§ EXERCISE AIM:
Print the entries below in their entirety, exactly as they are written.

Records from a data collection:

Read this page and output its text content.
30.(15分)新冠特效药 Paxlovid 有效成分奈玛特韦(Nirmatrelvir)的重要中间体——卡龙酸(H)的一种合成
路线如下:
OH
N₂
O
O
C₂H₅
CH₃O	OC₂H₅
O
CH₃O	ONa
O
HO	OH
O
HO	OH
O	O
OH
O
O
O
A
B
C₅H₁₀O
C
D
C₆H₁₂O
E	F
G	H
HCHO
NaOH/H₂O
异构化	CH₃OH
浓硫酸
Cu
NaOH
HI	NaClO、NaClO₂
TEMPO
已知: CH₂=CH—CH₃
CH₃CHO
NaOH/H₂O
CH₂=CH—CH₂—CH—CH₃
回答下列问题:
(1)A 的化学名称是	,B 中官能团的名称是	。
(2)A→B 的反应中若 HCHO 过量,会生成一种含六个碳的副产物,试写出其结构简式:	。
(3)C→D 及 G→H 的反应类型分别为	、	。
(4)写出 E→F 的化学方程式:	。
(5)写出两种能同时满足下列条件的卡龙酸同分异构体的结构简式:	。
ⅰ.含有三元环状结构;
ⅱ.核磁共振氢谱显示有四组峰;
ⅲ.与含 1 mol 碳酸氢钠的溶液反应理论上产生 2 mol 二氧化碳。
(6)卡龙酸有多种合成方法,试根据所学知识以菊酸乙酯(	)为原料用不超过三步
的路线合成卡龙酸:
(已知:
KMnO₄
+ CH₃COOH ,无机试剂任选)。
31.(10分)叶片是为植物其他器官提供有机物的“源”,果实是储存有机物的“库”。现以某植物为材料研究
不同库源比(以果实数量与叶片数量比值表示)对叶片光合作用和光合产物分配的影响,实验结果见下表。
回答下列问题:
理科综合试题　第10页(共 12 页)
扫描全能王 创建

§ THE RESULT:
Read this page and output its text content.
30.(15分)新冠特效药 Paxlovid 有效成分奈玛特韦(Nirmatrelvir)的重要中间体——卡龙酸(H)的一种合成
路线如下:
OH
N₂
O
O
C₂H₅
CH₃O	OC₂H₅
O
CH₃O	ONa
O
HO	OH
O
HO	OH
O	O
OH
O
O
O
A
B
C₅H₁₀O
C
D
C₆H₁₂O
E	F
G	H
HCHO
NaOH/H₂O
异构化	CH₃OH
浓硫酸
Cu
NaOH
HI	NaClO、NaClO₂
TEMPO
已知: CH₂=CH—CH₃
CH₃CHO
NaOH/H₂O
CH₂=CH—CH₂—CH—CH₃
回答下列问题:
(1)A 的化学名称是	,B 中官能团的名称是	。
(2)A→B 的反应中若 HCHO 过量,会生成一种含六个碳的副产物,试写出其结构简式:	。
(3)C→D 及 G→H 的反应类型分别为	、	。
(4)写出 E→F 的化学方程式:	。
(5)写出两种能同时满足下列条件的卡龙酸同分异构体的结构简式:	。
ⅰ.含有三元环状结构;
ⅱ.核磁共振氢谱显示有四组峰;
ⅲ.与含 1 mol 碳酸氢钠的溶液反应理论上产生 2 mol 二氧化碳。
(6)卡龙酸有多种合成方法,试根据所学知识以菊酸乙酯(	)为原料用不超过三步
的路线合成卡龙酸:
(已知:
KMnO₄
+ CH₃COOH ,无机试剂任选)。
31.(10分)叶片是为植物其他器官提供有机物的“源”,果实是储存有机物的“库”。现以某植物为材料研究
不同库源比(以果实数量与叶片数量比值表示)对叶片光合作用和光合产物分配的影响,实验结果见下表。
回答下列问题:
理科综合试题　第10页(共 12 页)
扫描全能王 创建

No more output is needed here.